**Directions:** Make a verbatim copy of the entries below; pictures stay out.

***** Records supplied

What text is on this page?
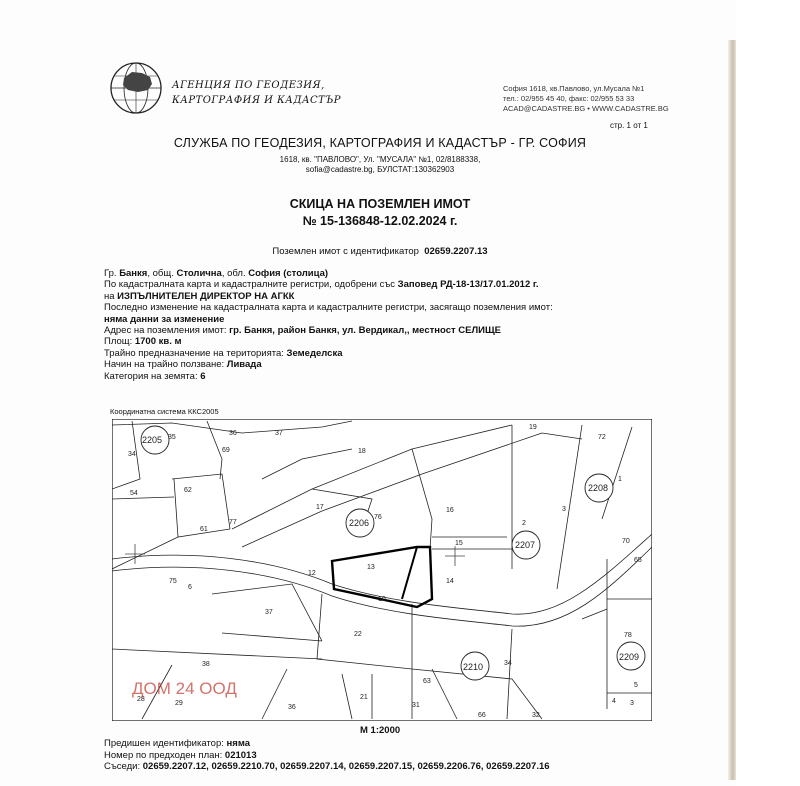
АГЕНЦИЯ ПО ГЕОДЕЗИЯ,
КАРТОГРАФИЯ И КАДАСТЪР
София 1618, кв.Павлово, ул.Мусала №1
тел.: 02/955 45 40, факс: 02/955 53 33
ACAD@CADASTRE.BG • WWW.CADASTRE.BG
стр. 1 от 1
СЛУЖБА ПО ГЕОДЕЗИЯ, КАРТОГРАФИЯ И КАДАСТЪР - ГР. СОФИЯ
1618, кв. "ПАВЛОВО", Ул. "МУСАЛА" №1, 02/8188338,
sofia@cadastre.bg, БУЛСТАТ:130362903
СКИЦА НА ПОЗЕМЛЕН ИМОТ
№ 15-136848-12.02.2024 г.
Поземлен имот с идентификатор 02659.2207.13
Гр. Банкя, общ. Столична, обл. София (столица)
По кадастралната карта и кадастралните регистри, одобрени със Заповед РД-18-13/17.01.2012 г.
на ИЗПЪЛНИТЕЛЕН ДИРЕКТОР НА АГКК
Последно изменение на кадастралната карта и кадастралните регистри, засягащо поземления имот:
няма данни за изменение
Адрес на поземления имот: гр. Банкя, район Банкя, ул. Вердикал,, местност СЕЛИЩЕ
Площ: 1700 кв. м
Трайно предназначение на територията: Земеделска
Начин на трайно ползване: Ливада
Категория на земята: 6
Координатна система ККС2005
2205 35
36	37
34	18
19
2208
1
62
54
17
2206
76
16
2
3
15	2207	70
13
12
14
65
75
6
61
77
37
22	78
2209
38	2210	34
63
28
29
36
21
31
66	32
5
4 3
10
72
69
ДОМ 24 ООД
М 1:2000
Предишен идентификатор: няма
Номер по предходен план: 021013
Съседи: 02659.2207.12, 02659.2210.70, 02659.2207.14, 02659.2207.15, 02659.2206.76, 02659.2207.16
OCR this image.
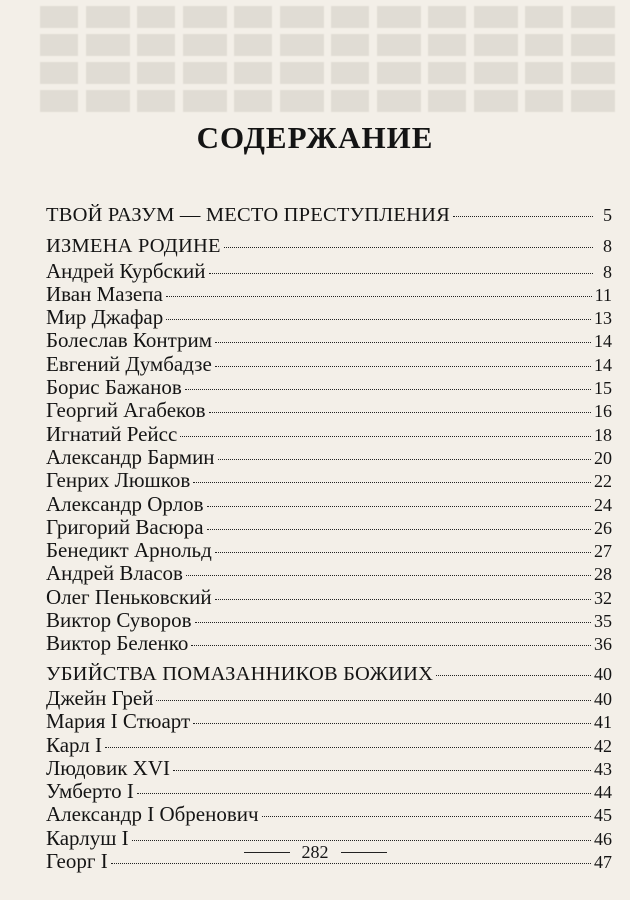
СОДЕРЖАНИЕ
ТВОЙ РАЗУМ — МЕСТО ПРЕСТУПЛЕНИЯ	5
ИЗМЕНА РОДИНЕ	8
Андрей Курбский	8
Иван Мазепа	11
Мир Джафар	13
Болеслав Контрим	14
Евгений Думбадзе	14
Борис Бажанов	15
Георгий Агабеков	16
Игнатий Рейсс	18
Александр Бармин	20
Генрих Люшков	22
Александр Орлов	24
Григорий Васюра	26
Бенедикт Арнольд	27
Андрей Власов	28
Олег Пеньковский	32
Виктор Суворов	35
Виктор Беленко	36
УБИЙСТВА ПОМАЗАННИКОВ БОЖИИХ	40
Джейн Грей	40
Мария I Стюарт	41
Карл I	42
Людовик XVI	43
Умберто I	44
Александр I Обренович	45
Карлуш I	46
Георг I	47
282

**********

**Response for this exercise:**
What text is on this page?
АГЕНЦИЯ ПО ГЕОДЕЗИЯ,
КАРТОГРАФИЯ И КАДАСТЪР
София 1618, кв.Павлово, ул.Мусала №1
тел.: 02/955 45 40, факс: 02/955 53 33
ACAD@CADASTRE.BG • WWW.CADASTRE.BG
стр. 1 от 1
СЛУЖБА ПО ГЕОДЕЗИЯ, КАРТОГРАФИЯ И КАДАСТЪР - ГР. СОФИЯ
1618, кв. "ПАВЛОВО", Ул. "МУСАЛА" №1, 02/8188338,
sofia@cadastre.bg, БУЛСТАТ:130362903
СКИЦА НА ПОЗЕМЛЕН ИМОТ
№ 15-136848-12.02.2024 г.
Поземлен имот с идентификатор 02659.2207.13
Гр. Банкя, общ. Столична, обл. София (столица)
По кадастралната карта и кадастралните регистри, одобрени със Заповед РД-18-13/17.01.2012 г.
на ИЗПЪЛНИТЕЛЕН ДИРЕКТОР НА АГКК
Последно изменение на кадастралната карта и кадастралните регистри, засягащо поземления имот:
няма данни за изменение
Адрес на поземления имот: гр. Банкя, район Банкя, ул. Вердикал,, местност СЕЛИЩЕ
Площ: 1700 кв. м
Трайно предназначение на територията: Земеделска
Начин на трайно ползване: Ливада
Категория на земята: 6
Координатна система ККС2005
2205 35
36	37
34	18
19
2208
1
62
54
17
2206
76
16
2
3
15	2207	70
13
12
14
65
75
6
61
77
37
22	78
2209
38	2210	34
63
28
29
36
21
31
66	32
5
4 3
10
72
69
ДОМ 24 ООД
М 1:2000
Предишен идентификатор: няма
Номер по предходен план: 021013
Съседи: 02659.2207.12, 02659.2210.70, 02659.2207.14, 02659.2207.15, 02659.2206.76, 02659.2207.16
OCR this image.
СОДЕРЖАНИЕ
ТВОЙ РАЗУМ — МЕСТО ПРЕСТУПЛЕНИЯ	5
ИЗМЕНА РОДИНЕ	8
Андрей Курбский	8
Иван Мазепа	11
Мир Джафар	13
Болеслав Контрим	14
Евгений Думбадзе	14
Борис Бажанов	15
Георгий Агабеков	16
Игнатий Рейсс	18
Александр Бармин	20
Генрих Люшков	22
Александр Орлов	24
Григорий Васюра	26
Бенедикт Арнольд	27
Андрей Власов	28
Олег Пеньковский	32
Виктор Суворов	35
Виктор Беленко	36
УБИЙСТВА ПОМАЗАННИКОВ БОЖИИХ	40
Джейн Грей	40
Мария I Стюарт	41
Карл I	42
Людовик XVI	43
Умберто I	44
Александр I Обренович	45
Карлуш I	46
Георг I	47
282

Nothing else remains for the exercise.